(Saved data entries)
________
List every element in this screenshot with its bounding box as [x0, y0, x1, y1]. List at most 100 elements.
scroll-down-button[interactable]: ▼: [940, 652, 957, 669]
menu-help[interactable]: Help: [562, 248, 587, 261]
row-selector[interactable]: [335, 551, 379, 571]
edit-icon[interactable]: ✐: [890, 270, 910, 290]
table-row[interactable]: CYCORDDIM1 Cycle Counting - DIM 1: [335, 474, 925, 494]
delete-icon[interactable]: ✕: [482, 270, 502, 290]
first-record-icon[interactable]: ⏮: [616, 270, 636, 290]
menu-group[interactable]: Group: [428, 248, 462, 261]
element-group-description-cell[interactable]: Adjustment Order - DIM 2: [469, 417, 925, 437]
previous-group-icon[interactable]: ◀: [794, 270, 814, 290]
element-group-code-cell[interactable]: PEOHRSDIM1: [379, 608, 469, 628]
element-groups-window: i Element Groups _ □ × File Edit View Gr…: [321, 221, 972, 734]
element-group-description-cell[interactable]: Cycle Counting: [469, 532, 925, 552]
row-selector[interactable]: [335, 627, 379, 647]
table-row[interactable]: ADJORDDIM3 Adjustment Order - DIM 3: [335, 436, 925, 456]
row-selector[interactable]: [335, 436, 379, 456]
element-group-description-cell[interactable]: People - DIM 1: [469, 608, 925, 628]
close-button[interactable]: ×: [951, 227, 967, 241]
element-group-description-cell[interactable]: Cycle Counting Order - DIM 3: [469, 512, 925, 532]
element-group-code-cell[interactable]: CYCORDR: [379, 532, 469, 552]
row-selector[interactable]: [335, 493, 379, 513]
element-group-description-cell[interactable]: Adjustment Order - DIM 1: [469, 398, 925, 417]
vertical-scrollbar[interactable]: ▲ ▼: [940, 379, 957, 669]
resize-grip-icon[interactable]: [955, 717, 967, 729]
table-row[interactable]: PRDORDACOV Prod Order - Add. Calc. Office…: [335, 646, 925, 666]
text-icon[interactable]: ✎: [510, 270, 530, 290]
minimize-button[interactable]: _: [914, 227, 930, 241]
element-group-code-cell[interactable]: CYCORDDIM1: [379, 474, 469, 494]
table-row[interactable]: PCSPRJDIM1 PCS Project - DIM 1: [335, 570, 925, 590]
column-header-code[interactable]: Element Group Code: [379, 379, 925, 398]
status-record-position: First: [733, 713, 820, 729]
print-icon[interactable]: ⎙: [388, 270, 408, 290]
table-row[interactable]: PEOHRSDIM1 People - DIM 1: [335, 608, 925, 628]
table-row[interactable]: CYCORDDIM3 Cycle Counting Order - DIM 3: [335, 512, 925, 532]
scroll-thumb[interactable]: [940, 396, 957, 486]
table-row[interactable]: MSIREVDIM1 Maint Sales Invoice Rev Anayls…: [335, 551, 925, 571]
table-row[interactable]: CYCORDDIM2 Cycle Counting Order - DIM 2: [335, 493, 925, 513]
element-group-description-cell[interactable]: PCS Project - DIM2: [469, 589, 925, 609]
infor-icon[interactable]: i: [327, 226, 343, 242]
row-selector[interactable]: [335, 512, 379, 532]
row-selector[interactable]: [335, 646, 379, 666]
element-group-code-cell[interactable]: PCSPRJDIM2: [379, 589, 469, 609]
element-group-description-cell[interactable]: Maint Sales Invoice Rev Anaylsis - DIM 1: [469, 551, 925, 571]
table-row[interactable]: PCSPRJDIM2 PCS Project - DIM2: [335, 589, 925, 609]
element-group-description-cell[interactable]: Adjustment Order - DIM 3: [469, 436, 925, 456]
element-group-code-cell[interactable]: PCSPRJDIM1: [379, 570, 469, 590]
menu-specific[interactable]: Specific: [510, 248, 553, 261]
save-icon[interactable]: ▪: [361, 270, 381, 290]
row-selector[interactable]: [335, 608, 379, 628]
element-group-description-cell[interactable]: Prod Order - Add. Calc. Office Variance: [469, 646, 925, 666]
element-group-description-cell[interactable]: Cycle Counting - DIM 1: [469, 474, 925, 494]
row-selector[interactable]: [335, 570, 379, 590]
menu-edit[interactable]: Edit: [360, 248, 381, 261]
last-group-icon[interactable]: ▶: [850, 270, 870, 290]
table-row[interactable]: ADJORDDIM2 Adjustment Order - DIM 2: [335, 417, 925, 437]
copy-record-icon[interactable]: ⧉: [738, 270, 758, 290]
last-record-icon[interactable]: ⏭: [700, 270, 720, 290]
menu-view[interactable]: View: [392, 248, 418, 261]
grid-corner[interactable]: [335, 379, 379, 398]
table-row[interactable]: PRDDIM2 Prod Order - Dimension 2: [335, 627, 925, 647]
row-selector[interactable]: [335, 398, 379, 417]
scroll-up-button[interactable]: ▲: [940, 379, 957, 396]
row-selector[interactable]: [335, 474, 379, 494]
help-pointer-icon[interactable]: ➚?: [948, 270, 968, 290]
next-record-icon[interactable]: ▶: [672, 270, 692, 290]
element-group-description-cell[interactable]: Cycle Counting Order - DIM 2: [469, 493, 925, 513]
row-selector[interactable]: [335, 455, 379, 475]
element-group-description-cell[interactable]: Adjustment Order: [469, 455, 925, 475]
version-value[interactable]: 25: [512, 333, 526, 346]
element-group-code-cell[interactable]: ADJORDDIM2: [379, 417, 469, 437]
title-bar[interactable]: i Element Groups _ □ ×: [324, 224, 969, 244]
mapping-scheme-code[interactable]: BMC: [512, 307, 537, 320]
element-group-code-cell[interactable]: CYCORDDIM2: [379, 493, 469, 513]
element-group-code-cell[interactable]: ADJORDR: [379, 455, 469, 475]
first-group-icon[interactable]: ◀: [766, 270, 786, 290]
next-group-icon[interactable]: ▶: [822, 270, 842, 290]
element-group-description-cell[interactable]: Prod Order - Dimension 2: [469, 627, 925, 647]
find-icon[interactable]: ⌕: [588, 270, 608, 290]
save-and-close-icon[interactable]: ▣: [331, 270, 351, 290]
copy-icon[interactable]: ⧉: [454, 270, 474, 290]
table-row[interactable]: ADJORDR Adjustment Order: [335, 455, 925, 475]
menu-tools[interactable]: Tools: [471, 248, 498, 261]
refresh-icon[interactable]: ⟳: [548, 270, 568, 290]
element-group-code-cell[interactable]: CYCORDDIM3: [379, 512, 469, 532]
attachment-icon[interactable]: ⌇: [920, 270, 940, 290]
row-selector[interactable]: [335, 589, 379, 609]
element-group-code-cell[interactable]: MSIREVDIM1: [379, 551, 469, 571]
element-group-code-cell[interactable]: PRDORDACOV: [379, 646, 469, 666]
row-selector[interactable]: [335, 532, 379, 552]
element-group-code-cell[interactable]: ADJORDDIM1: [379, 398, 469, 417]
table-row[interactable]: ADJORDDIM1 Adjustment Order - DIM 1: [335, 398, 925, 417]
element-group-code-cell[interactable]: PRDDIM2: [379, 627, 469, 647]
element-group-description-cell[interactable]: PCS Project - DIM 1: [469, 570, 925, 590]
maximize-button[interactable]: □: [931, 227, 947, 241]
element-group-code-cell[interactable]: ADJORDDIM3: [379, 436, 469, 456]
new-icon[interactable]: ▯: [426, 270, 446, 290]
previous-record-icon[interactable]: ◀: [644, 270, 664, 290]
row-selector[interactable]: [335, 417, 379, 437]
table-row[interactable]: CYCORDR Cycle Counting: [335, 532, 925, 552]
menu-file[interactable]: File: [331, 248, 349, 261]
________
Copy all the rows above word for word.

List every element in this screenshot with its bounding box as [x0, y0, x1, y1]. List at most 100 elements.
scroll-down-button[interactable]: ▼: [940, 652, 957, 669]
menu-help[interactable]: Help: [562, 248, 587, 261]
row-selector[interactable]: [335, 551, 379, 571]
edit-icon[interactable]: ✐: [890, 270, 910, 290]
table-row[interactable]: CYCORDDIM1 Cycle Counting - DIM 1: [335, 474, 925, 494]
delete-icon[interactable]: ✕: [482, 270, 502, 290]
first-record-icon[interactable]: ⏮: [616, 270, 636, 290]
menu-group[interactable]: Group: [428, 248, 462, 261]
element-group-description-cell[interactable]: Adjustment Order - DIM 2: [469, 417, 925, 437]
previous-group-icon[interactable]: ◀: [794, 270, 814, 290]
element-group-code-cell[interactable]: PEOHRSDIM1: [379, 608, 469, 628]
element-groups-window: i Element Groups _ □ × File Edit View Gr…: [321, 221, 972, 734]
element-group-description-cell[interactable]: Cycle Counting: [469, 532, 925, 552]
row-selector[interactable]: [335, 627, 379, 647]
table-row[interactable]: ADJORDDIM3 Adjustment Order - DIM 3: [335, 436, 925, 456]
row-selector[interactable]: [335, 436, 379, 456]
element-group-description-cell[interactable]: People - DIM 1: [469, 608, 925, 628]
close-button[interactable]: ×: [951, 227, 967, 241]
element-group-description-cell[interactable]: Cycle Counting Order - DIM 3: [469, 512, 925, 532]
element-group-code-cell[interactable]: CYCORDR: [379, 532, 469, 552]
row-selector[interactable]: [335, 493, 379, 513]
element-group-description-cell[interactable]: Adjustment Order - DIM 1: [469, 398, 925, 417]
vertical-scrollbar[interactable]: ▲ ▼: [940, 379, 957, 669]
resize-grip-icon[interactable]: [955, 717, 967, 729]
table-row[interactable]: PRDORDACOV Prod Order - Add. Calc. Office…: [335, 646, 925, 666]
text-icon[interactable]: ✎: [510, 270, 530, 290]
minimize-button[interactable]: _: [914, 227, 930, 241]
element-group-code-cell[interactable]: CYCORDDIM1: [379, 474, 469, 494]
table-row[interactable]: PCSPRJDIM1 PCS Project - DIM 1: [335, 570, 925, 590]
column-header-code[interactable]: Element Group Code: [379, 379, 925, 398]
status-record-position: First: [733, 713, 820, 729]
print-icon[interactable]: ⎙: [388, 270, 408, 290]
table-row[interactable]: PEOHRSDIM1 People - DIM 1: [335, 608, 925, 628]
table-row[interactable]: CYCORDDIM3 Cycle Counting Order - DIM 3: [335, 512, 925, 532]
scroll-thumb[interactable]: [940, 396, 957, 486]
table-row[interactable]: MSIREVDIM1 Maint Sales Invoice Rev Anayls…: [335, 551, 925, 571]
table-row[interactable]: CYCORDDIM2 Cycle Counting Order - DIM 2: [335, 493, 925, 513]
element-group-description-cell[interactable]: PCS Project - DIM2: [469, 589, 925, 609]
infor-icon[interactable]: i: [327, 226, 343, 242]
row-selector[interactable]: [335, 512, 379, 532]
row-selector[interactable]: [335, 646, 379, 666]
element-group-code-cell[interactable]: PCSPRJDIM2: [379, 589, 469, 609]
element-group-description-cell[interactable]: Maint Sales Invoice Rev Anaylsis - DIM 1: [469, 551, 925, 571]
table-row[interactable]: PCSPRJDIM2 PCS Project - DIM2: [335, 589, 925, 609]
element-group-description-cell[interactable]: Adjustment Order - DIM 3: [469, 436, 925, 456]
element-group-code-cell[interactable]: PCSPRJDIM1: [379, 570, 469, 590]
menu-specific[interactable]: Specific: [510, 248, 553, 261]
save-icon[interactable]: ▪: [361, 270, 381, 290]
row-selector[interactable]: [335, 608, 379, 628]
element-group-description-cell[interactable]: Prod Order - Add. Calc. Office Variance: [469, 646, 925, 666]
element-group-description-cell[interactable]: Cycle Counting - DIM 1: [469, 474, 925, 494]
row-selector[interactable]: [335, 570, 379, 590]
menu-edit[interactable]: Edit: [360, 248, 381, 261]
last-group-icon[interactable]: ▶: [850, 270, 870, 290]
table-row[interactable]: ADJORDDIM2 Adjustment Order - DIM 2: [335, 417, 925, 437]
copy-record-icon[interactable]: ⧉: [738, 270, 758, 290]
last-record-icon[interactable]: ⏭: [700, 270, 720, 290]
menu-view[interactable]: View: [392, 248, 418, 261]
grid-corner[interactable]: [335, 379, 379, 398]
table-row[interactable]: PRDDIM2 Prod Order - Dimension 2: [335, 627, 925, 647]
row-selector[interactable]: [335, 398, 379, 417]
scroll-up-button[interactable]: ▲: [940, 379, 957, 396]
row-selector[interactable]: [335, 474, 379, 494]
help-pointer-icon[interactable]: ➚?: [948, 270, 968, 290]
next-record-icon[interactable]: ▶: [672, 270, 692, 290]
element-group-description-cell[interactable]: Cycle Counting Order - DIM 2: [469, 493, 925, 513]
row-selector[interactable]: [335, 455, 379, 475]
element-group-description-cell[interactable]: Adjustment Order: [469, 455, 925, 475]
version-value[interactable]: 25: [512, 333, 526, 346]
element-group-code-cell[interactable]: ADJORDDIM2: [379, 417, 469, 437]
title-bar[interactable]: i Element Groups _ □ ×: [324, 224, 969, 244]
mapping-scheme-code[interactable]: BMC: [512, 307, 537, 320]
element-group-code-cell[interactable]: CYCORDDIM2: [379, 493, 469, 513]
element-group-code-cell[interactable]: ADJORDR: [379, 455, 469, 475]
first-group-icon[interactable]: ◀: [766, 270, 786, 290]
next-group-icon[interactable]: ▶: [822, 270, 842, 290]
element-group-description-cell[interactable]: Prod Order - Dimension 2: [469, 627, 925, 647]
find-icon[interactable]: ⌕: [588, 270, 608, 290]
save-and-close-icon[interactable]: ▣: [331, 270, 351, 290]
copy-icon[interactable]: ⧉: [454, 270, 474, 290]
table-row[interactable]: ADJORDR Adjustment Order: [335, 455, 925, 475]
menu-tools[interactable]: Tools: [471, 248, 498, 261]
refresh-icon[interactable]: ⟳: [548, 270, 568, 290]
element-group-code-cell[interactable]: CYCORDDIM3: [379, 512, 469, 532]
attachment-icon[interactable]: ⌇: [920, 270, 940, 290]
row-selector[interactable]: [335, 589, 379, 609]
element-group-code-cell[interactable]: MSIREVDIM1: [379, 551, 469, 571]
element-group-code-cell[interactable]: PRDORDACOV: [379, 646, 469, 666]
row-selector[interactable]: [335, 532, 379, 552]
element-group-code-cell[interactable]: ADJORDDIM1: [379, 398, 469, 417]
table-row[interactable]: ADJORDDIM1 Adjustment Order - DIM 1: [335, 398, 925, 417]
element-group-code-cell[interactable]: PRDDIM2: [379, 627, 469, 647]
element-group-description-cell[interactable]: PCS Project - DIM 1: [469, 570, 925, 590]
maximize-button[interactable]: □: [931, 227, 947, 241]
element-group-code-cell[interactable]: ADJORDDIM3: [379, 436, 469, 456]
new-icon[interactable]: ▯: [426, 270, 446, 290]
previous-record-icon[interactable]: ◀: [644, 270, 664, 290]
row-selector[interactable]: [335, 417, 379, 437]
table-row[interactable]: CYCORDR Cycle Counting: [335, 532, 925, 552]
menu-file[interactable]: File: [331, 248, 349, 261]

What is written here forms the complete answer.